-- begin MATERIAL SUPPLIED --
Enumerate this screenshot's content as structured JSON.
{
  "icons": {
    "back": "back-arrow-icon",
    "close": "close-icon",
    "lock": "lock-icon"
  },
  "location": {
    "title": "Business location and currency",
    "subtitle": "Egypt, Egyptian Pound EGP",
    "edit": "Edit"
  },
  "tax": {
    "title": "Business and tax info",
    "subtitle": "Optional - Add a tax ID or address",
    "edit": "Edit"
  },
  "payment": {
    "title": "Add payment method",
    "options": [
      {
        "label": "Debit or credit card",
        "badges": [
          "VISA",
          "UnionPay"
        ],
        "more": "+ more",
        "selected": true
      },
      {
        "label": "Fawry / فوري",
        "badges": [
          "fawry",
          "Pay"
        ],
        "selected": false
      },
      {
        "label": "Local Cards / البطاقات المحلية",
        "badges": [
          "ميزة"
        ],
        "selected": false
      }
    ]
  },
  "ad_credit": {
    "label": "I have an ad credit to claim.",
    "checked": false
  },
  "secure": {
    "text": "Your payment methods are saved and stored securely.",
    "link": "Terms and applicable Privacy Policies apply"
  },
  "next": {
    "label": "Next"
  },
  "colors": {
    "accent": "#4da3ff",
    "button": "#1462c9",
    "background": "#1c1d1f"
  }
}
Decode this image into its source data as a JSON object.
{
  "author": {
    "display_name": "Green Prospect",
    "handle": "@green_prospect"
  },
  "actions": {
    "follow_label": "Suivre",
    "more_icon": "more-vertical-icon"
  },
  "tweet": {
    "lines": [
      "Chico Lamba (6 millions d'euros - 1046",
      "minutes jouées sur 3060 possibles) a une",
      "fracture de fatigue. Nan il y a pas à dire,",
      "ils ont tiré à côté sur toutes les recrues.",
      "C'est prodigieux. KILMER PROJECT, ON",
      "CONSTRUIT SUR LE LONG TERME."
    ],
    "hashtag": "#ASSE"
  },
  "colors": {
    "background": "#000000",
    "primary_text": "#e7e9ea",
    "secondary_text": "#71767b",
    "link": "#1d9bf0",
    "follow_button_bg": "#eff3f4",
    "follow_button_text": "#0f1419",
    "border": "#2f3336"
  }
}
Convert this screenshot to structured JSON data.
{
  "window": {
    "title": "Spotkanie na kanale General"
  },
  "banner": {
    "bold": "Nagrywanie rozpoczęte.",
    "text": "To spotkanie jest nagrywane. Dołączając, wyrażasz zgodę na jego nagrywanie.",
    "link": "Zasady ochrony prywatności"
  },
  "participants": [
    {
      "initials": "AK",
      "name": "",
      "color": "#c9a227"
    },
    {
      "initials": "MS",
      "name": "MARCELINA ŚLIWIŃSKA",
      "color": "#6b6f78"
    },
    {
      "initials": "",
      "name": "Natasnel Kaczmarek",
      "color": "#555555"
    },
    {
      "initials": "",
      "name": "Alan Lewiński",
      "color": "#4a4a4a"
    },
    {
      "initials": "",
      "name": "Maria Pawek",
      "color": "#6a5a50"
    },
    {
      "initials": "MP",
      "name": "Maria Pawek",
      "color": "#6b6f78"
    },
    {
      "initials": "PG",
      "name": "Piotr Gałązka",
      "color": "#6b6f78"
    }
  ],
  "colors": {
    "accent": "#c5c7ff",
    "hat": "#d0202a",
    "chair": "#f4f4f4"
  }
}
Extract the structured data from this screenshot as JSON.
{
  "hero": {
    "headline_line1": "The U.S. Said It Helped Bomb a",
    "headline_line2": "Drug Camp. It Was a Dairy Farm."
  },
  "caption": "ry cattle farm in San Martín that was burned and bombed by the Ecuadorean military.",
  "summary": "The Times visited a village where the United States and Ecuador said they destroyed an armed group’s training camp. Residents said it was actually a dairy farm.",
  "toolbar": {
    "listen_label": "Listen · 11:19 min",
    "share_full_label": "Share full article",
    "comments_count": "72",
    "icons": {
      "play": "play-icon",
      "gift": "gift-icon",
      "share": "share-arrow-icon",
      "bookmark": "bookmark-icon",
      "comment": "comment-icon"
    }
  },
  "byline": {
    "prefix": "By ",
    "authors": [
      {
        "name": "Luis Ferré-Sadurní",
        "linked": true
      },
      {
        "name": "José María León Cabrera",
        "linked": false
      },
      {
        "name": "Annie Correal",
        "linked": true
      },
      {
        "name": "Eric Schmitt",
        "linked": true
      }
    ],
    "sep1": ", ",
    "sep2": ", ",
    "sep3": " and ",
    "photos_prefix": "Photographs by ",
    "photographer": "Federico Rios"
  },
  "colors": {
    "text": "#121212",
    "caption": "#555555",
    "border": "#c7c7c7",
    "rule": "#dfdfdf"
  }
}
-- end MATERIAL SUPPLIED --
▶ [GIVEN PROBLEM]: Transcribe the records above exactly, but only from the line that contains "Extract the structured" through their final line, inclusive.

▶ [REPLY TO THE EXERCISE]:
Extract the structured data from this screenshot as JSON.
{
  "hero": {
    "headline_line1": "The U.S. Said It Helped Bomb a",
    "headline_line2": "Drug Camp. It Was a Dairy Farm."
  },
  "caption": "ry cattle farm in San Martín that was burned and bombed by the Ecuadorean military.",
  "summary": "The Times visited a village where the United States and Ecuador said they destroyed an armed group’s training camp. Residents said it was actually a dairy farm.",
  "toolbar": {
    "listen_label": "Listen · 11:19 min",
    "share_full_label": "Share full article",
    "comments_count": "72",
    "icons": {
      "play": "play-icon",
      "gift": "gift-icon",
      "share": "share-arrow-icon",
      "bookmark": "bookmark-icon",
      "comment": "comment-icon"
    }
  },
  "byline": {
    "prefix": "By ",
    "authors": [
      {
        "name": "Luis Ferré-Sadurní",
        "linked": true
      },
      {
        "name": "José María León Cabrera",
        "linked": false
      },
      {
        "name": "Annie Correal",
        "linked": true
      },
      {
        "name": "Eric Schmitt",
        "linked": true
      }
    ],
    "sep1": ", ",
    "sep2": ", ",
    "sep3": " and ",
    "photos_prefix": "Photographs by ",
    "photographer": "Federico Rios"
  },
  "colors": {
    "text": "#121212",
    "caption": "#555555",
    "border": "#c7c7c7",
    "rule": "#dfdfdf"
  }
}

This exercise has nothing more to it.